**WORK TO DO**:
Switch "sub-item-label" to "submenu-label" everywhere it occurs in the records, and reproduce all of them with nothing else changed.

(Layout dataset entries)
[Begin]

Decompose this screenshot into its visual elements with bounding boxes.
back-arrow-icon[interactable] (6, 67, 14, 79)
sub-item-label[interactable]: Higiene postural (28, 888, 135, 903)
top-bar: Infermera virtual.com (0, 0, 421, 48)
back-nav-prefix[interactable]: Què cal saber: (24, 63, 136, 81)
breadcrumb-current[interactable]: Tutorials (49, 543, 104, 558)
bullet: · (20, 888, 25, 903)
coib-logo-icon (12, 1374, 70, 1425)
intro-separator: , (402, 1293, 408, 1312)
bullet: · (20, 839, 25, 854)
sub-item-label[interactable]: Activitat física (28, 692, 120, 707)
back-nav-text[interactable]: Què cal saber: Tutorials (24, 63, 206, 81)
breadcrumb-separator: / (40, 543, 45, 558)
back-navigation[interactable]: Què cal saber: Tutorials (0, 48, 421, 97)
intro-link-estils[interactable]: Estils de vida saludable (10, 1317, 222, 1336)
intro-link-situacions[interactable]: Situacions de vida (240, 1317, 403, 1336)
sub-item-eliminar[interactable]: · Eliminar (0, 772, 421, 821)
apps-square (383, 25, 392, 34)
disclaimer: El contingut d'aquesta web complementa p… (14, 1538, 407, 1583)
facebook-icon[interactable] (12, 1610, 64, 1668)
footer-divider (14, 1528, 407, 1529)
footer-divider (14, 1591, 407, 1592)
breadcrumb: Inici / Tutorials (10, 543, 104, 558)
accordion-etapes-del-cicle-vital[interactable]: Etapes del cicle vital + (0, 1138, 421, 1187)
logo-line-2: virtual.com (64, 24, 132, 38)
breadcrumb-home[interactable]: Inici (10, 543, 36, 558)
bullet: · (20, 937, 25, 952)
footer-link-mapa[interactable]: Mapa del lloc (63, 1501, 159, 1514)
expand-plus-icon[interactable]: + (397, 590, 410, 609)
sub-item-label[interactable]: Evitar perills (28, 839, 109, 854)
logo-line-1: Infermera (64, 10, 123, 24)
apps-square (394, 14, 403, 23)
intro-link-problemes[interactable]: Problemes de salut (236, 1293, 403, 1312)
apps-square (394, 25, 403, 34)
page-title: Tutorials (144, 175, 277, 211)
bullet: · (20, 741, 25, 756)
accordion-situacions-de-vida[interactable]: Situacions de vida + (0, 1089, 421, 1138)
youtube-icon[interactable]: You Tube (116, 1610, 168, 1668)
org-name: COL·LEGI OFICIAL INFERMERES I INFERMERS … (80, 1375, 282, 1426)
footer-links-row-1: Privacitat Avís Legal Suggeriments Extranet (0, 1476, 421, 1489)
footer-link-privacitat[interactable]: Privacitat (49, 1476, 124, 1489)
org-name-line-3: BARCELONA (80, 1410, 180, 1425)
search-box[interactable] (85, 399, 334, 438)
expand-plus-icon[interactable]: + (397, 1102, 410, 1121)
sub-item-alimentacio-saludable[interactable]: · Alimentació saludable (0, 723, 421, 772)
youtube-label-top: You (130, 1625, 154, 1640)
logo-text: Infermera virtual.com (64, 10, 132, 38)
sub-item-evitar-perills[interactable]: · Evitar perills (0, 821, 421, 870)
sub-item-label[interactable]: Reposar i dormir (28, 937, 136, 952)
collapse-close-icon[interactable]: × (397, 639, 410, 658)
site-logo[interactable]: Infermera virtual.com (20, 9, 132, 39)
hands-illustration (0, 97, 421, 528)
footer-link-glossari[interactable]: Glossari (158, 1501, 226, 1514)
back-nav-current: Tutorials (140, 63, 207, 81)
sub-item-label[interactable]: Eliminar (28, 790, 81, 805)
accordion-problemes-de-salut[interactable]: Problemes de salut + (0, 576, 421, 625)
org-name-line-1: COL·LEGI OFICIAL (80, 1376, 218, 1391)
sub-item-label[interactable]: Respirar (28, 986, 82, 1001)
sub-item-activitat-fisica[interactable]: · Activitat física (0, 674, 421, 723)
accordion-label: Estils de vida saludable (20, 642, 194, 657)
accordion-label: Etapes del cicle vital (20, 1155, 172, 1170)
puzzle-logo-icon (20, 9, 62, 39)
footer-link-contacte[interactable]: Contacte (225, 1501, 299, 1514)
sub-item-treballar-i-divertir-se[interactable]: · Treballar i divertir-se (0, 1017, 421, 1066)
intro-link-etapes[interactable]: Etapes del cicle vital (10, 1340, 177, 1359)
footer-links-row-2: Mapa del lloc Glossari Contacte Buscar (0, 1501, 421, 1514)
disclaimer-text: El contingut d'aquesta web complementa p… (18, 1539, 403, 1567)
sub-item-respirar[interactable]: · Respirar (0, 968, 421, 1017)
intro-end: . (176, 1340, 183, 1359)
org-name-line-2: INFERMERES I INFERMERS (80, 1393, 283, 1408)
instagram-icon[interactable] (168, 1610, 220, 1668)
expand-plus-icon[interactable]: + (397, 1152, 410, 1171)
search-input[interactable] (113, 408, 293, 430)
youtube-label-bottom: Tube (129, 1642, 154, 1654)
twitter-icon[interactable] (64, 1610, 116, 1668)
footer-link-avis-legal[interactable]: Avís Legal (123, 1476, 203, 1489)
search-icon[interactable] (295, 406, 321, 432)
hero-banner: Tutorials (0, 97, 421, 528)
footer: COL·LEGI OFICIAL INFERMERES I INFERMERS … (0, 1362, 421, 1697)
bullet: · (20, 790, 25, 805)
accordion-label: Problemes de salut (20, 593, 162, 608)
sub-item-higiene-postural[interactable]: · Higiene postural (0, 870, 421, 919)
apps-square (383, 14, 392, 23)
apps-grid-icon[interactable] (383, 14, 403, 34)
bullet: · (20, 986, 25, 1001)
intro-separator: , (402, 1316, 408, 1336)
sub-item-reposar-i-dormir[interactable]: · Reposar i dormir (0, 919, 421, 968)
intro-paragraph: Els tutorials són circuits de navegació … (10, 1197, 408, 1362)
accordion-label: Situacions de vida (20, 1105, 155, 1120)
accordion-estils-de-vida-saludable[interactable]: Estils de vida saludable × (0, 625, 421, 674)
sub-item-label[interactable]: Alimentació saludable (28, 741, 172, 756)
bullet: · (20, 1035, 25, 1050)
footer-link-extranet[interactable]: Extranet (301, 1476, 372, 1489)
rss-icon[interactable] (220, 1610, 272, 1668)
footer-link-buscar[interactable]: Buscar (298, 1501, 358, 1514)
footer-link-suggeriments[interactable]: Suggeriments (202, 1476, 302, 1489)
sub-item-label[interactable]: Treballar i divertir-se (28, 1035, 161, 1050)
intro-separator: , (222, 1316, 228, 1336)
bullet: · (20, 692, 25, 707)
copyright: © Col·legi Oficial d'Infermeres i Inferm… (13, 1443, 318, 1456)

[End]

**EXERCISE ANSWER**:
Decompose this screenshot into its visual elements with bounding boxes.
back-arrow-icon[interactable] (6, 67, 14, 79)
submenu-label[interactable]: Higiene postural (28, 888, 135, 903)
top-bar: Infermera virtual.com (0, 0, 421, 48)
back-nav-prefix[interactable]: Què cal saber: (24, 63, 136, 81)
breadcrumb-current[interactable]: Tutorials (49, 543, 104, 558)
bullet: · (20, 888, 25, 903)
coib-logo-icon (12, 1374, 70, 1425)
intro-separator: , (402, 1293, 408, 1312)
bullet: · (20, 839, 25, 854)
submenu-label[interactable]: Activitat física (28, 692, 120, 707)
back-nav-text[interactable]: Què cal saber: Tutorials (24, 63, 206, 81)
breadcrumb-separator: / (40, 543, 45, 558)
back-navigation[interactable]: Què cal saber: Tutorials (0, 48, 421, 97)
intro-link-estils[interactable]: Estils de vida saludable (10, 1317, 222, 1336)
intro-link-situacions[interactable]: Situacions de vida (240, 1317, 403, 1336)
sub-item-eliminar[interactable]: · Eliminar (0, 772, 421, 821)
apps-square (383, 25, 392, 34)
disclaimer: El contingut d'aquesta web complementa p… (14, 1538, 407, 1583)
facebook-icon[interactable] (12, 1610, 64, 1668)
footer-divider (14, 1528, 407, 1529)
footer-divider (14, 1591, 407, 1592)
breadcrumb: Inici / Tutorials (10, 543, 104, 558)
accordion-etapes-del-cicle-vital[interactable]: Etapes del cicle vital + (0, 1138, 421, 1187)
logo-line-2: virtual.com (64, 24, 132, 38)
breadcrumb-home[interactable]: Inici (10, 543, 36, 558)
bullet: · (20, 937, 25, 952)
footer-link-mapa[interactable]: Mapa del lloc (63, 1501, 159, 1514)
expand-plus-icon[interactable]: + (397, 590, 410, 609)
submenu-label[interactable]: Evitar perills (28, 839, 109, 854)
logo-line-1: Infermera (64, 10, 123, 24)
apps-square (394, 14, 403, 23)
intro-link-problemes[interactable]: Problemes de salut (236, 1293, 403, 1312)
apps-square (394, 25, 403, 34)
page-title: Tutorials (144, 175, 277, 211)
bullet: · (20, 741, 25, 756)
accordion-situacions-de-vida[interactable]: Situacions de vida + (0, 1089, 421, 1138)
youtube-icon[interactable]: You Tube (116, 1610, 168, 1668)
org-name: COL·LEGI OFICIAL INFERMERES I INFERMERS … (80, 1375, 282, 1426)
footer-links-row-1: Privacitat Avís Legal Suggeriments Extranet (0, 1476, 421, 1489)
footer-link-privacitat[interactable]: Privacitat (49, 1476, 124, 1489)
org-name-line-3: BARCELONA (80, 1410, 180, 1425)
search-box[interactable] (85, 399, 334, 438)
expand-plus-icon[interactable]: + (397, 1102, 410, 1121)
sub-item-alimentacio-saludable[interactable]: · Alimentació saludable (0, 723, 421, 772)
youtube-label-top: You (130, 1625, 154, 1640)
logo-text: Infermera virtual.com (64, 10, 132, 38)
sub-item-evitar-perills[interactable]: · Evitar perills (0, 821, 421, 870)
submenu-label[interactable]: Reposar i dormir (28, 937, 136, 952)
collapse-close-icon[interactable]: × (397, 639, 410, 658)
site-logo[interactable]: Infermera virtual.com (20, 9, 132, 39)
hands-illustration (0, 97, 421, 528)
footer-link-glossari[interactable]: Glossari (158, 1501, 226, 1514)
back-nav-current: Tutorials (140, 63, 207, 81)
submenu-label[interactable]: Eliminar (28, 790, 81, 805)
accordion-problemes-de-salut[interactable]: Problemes de salut + (0, 576, 421, 625)
org-name-line-1: COL·LEGI OFICIAL (80, 1376, 218, 1391)
submenu-label[interactable]: Respirar (28, 986, 82, 1001)
sub-item-activitat-fisica[interactable]: · Activitat física (0, 674, 421, 723)
accordion-label: Estils de vida saludable (20, 642, 194, 657)
accordion-label: Etapes del cicle vital (20, 1155, 172, 1170)
puzzle-logo-icon (20, 9, 62, 39)
footer-link-contacte[interactable]: Contacte (225, 1501, 299, 1514)
sub-item-treballar-i-divertir-se[interactable]: · Treballar i divertir-se (0, 1017, 421, 1066)
intro-link-etapes[interactable]: Etapes del cicle vital (10, 1340, 177, 1359)
footer-links-row-2: Mapa del lloc Glossari Contacte Buscar (0, 1501, 421, 1514)
disclaimer-text: El contingut d'aquesta web complementa p… (18, 1539, 403, 1567)
sub-item-respirar[interactable]: · Respirar (0, 968, 421, 1017)
intro-end: . (176, 1340, 183, 1359)
org-name-line-2: INFERMERES I INFERMERS (80, 1393, 283, 1408)
instagram-icon[interactable] (168, 1610, 220, 1668)
expand-plus-icon[interactable]: + (397, 1152, 410, 1171)
search-input[interactable] (113, 408, 293, 430)
youtube-label-bottom: Tube (129, 1642, 154, 1654)
twitter-icon[interactable] (64, 1610, 116, 1668)
footer-link-avis-legal[interactable]: Avís Legal (123, 1476, 203, 1489)
search-icon[interactable] (295, 406, 321, 432)
hero-banner: Tutorials (0, 97, 421, 528)
footer: COL·LEGI OFICIAL INFERMERES I INFERMERS … (0, 1362, 421, 1697)
bullet: · (20, 790, 25, 805)
accordion-label: Problemes de salut (20, 593, 162, 608)
sub-item-higiene-postural[interactable]: · Higiene postural (0, 870, 421, 919)
apps-square (383, 14, 392, 23)
apps-grid-icon[interactable] (383, 14, 403, 34)
bullet: · (20, 986, 25, 1001)
intro-separator: , (402, 1316, 408, 1336)
sub-item-reposar-i-dormir[interactable]: · Reposar i dormir (0, 919, 421, 968)
intro-paragraph: Els tutorials són circuits de navegació … (10, 1197, 408, 1362)
accordion-label: Situacions de vida (20, 1105, 155, 1120)
accordion-estils-de-vida-saludable[interactable]: Estils de vida saludable × (0, 625, 421, 674)
submenu-label[interactable]: Alimentació saludable (28, 741, 172, 756)
bullet: · (20, 1035, 25, 1050)
footer-link-extranet[interactable]: Extranet (301, 1476, 372, 1489)
rss-icon[interactable] (220, 1610, 272, 1668)
footer-link-buscar[interactable]: Buscar (298, 1501, 358, 1514)
footer-link-suggeriments[interactable]: Suggeriments (202, 1476, 302, 1489)
submenu-label[interactable]: Treballar i divertir-se (28, 1035, 161, 1050)
intro-separator: , (222, 1316, 228, 1336)
bullet: · (20, 692, 25, 707)
copyright: © Col·legi Oficial d'Infermeres i Inferm… (13, 1443, 318, 1456)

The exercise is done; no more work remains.